> [WHAT TO PRODUCE]:
Output the data exactly, with every line intact.

> [MATERIAL FOR THIS TASK]:
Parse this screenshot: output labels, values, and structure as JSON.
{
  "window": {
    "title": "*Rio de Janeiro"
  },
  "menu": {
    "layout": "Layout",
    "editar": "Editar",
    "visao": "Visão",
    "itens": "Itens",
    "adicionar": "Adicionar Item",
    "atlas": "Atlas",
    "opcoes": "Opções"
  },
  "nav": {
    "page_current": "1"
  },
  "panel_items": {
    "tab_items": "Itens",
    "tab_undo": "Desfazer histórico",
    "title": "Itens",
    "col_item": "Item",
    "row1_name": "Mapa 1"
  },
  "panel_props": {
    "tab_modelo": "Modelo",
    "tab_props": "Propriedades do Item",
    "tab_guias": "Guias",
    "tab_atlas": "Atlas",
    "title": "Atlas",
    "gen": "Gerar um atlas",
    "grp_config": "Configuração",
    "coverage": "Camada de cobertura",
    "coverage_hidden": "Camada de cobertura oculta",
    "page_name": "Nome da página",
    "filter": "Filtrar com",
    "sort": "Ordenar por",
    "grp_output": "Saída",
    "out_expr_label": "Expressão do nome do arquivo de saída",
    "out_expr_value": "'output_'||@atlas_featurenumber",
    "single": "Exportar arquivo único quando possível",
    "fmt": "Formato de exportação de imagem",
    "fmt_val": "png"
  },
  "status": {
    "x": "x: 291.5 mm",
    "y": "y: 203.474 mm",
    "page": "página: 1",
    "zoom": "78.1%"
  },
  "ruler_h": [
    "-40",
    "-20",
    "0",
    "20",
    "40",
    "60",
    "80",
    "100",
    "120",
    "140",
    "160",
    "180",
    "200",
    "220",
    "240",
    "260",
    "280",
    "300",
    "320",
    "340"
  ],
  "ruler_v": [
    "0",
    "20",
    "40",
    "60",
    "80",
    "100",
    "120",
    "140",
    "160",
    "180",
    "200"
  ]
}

> [RESULT]:
Parse this screenshot: output labels, values, and structure as JSON.
{
  "window": {
    "title": "*Rio de Janeiro"
  },
  "menu": {
    "layout": "Layout",
    "editar": "Editar",
    "visao": "Visão",
    "itens": "Itens",
    "adicionar": "Adicionar Item",
    "atlas": "Atlas",
    "opcoes": "Opções"
  },
  "nav": {
    "page_current": "1"
  },
  "panel_items": {
    "tab_items": "Itens",
    "tab_undo": "Desfazer histórico",
    "title": "Itens",
    "col_item": "Item",
    "row1_name": "Mapa 1"
  },
  "panel_props": {
    "tab_modelo": "Modelo",
    "tab_props": "Propriedades do Item",
    "tab_guias": "Guias",
    "tab_atlas": "Atlas",
    "title": "Atlas",
    "gen": "Gerar um atlas",
    "grp_config": "Configuração",
    "coverage": "Camada de cobertura",
    "coverage_hidden": "Camada de cobertura oculta",
    "page_name": "Nome da página",
    "filter": "Filtrar com",
    "sort": "Ordenar por",
    "grp_output": "Saída",
    "out_expr_label": "Expressão do nome do arquivo de saída",
    "out_expr_value": "'output_'||@atlas_featurenumber",
    "single": "Exportar arquivo único quando possível",
    "fmt": "Formato de exportação de imagem",
    "fmt_val": "png"
  },
  "status": {
    "x": "x: 291.5 mm",
    "y": "y: 203.474 mm",
    "page": "página: 1",
    "zoom": "78.1%"
  },
  "ruler_h": [
    "-40",
    "-20",
    "0",
    "20",
    "40",
    "60",
    "80",
    "100",
    "120",
    "140",
    "160",
    "180",
    "200",
    "220",
    "240",
    "260",
    "280",
    "300",
    "320",
    "340"
  ],
  "ruler_v": [
    "0",
    "20",
    "40",
    "60",
    "80",
    "100",
    "120",
    "140",
    "160",
    "180",
    "200"
  ]
}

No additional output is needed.